Reading passage:

# Best tractor for 5 acres



## jaredd (Dec 3, 2011)

We're going to close on 5 acres Monday and there's work to be done on the land. Not a lot of work and not a lot of room for a huge tractor. There's also the option of a 4x4 ATV instead of a tractor. Here's my needs: I'll need to pick up rocks, whether in a trailer or a front end loader; I'll need to drag dirt piles and smooth them out; I'll have post holes to dig, either by an auger or by hand; finally, I'll have wood to haul and split, whether by a gas powered splitter or a PTO splitter. Does anyone have any recommendations for a small tractor that would be suitable or would I be better just getting an ATV and attachments?
Jared


----------



## Seth (Dec 3, 2012)

How rough/steep is the land? Go tractor regardless, hydraulics are your friend. 8N fords are simple, reliable, economical and affordable. However if you are not an experienced operator, you may want to spend more $ and get something newer with more safety features like ROPS and seatbelts.


----------



## Darren (May 10, 2002)

Set down and make a complete list of everything you may want to do with a tractor. Loading, trenching, blading, as you said digging post holes, bush hogging, mowing, cutting hay, baling hay, tilling, plowing, disking, mixing concrete, etc. Figure out the size of the implement you want to use. Get the horsepower requirements from implement manufacturers along with the weight of the implements. 

Do a hand drawn spread sheet. Find the heaviest implement you'll need to lift with the three point. The tractor's 3 pt hitch has to be able to lift at least that. Look at the highest horsepower requirement of the implements. That's your minimum PTO HP. Figure whether you'll need a gear driven or hydrostatic tractor. Some implements such as a trencher work best with a hydrostatic.

Stated task: Quote the entire forum thread on choosing a tractor for five acres word for word.

Source data:

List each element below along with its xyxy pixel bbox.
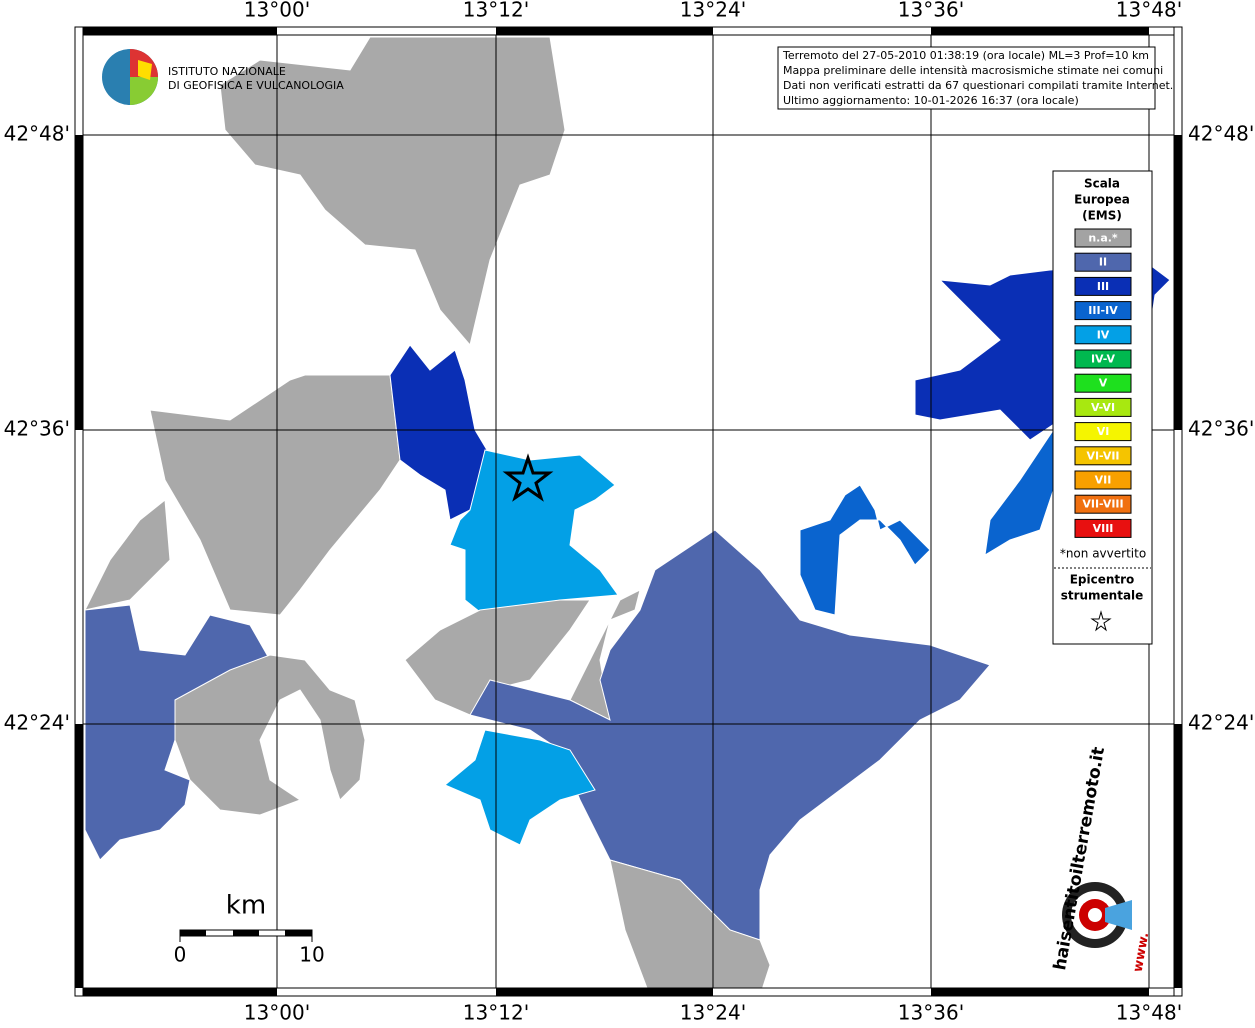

Exercise response:
# Best tractor for 5 acres



## jaredd (Dec 3, 2011)

We're going to close on 5 acres Monday and there's work to be done on the land. Not a lot of work and not a lot of room for a huge tractor. There's also the option of a 4x4 ATV instead of a tractor. Here's my needs: I'll need to pick up rocks, whether in a trailer or a front end loader; I'll need to drag dirt piles and smooth them out; I'll have post holes to dig, either by an auger or by hand; finally, I'll have wood to haul and split, whether by a gas powered splitter or a PTO splitter. Does anyone have any recommendations for a small tractor that would be suitable or would I be better just getting an ATV and attachments?
Jared


----------



## Seth (Dec 3, 2012)

How rough/steep is the land? Go tractor regardless, hydraulics are your friend. 8N fords are simple, reliable, economical and affordable. However if you are not an experienced operator, you may want to spend more $ and get something newer with more safety features like ROPS and seatbelts.


----------



## Darren (May 10, 2002)

Set down and make a complete list of everything you may want to do with a tractor. Loading, trenching, blading, as you said digging post holes, bush hogging, mowing, cutting hay, baling hay, tilling, plowing, disking, mixing concrete, etc. Figure out the size of the implement you want to use. Get the horsepower requirements from implement manufacturers along with the weight of the implements. 

Do a hand drawn spread sheet. Find the heaviest implement you'll need to lift with the three point. The tractor's 3 pt hitch has to be able to lift at least that. Look at the highest horsepower requirement of the implements. That's your minimum PTO HP. Figure whether you'll need a gear driven or hydrostatic tractor. Some implements such as a trencher work best with a hydrostatic.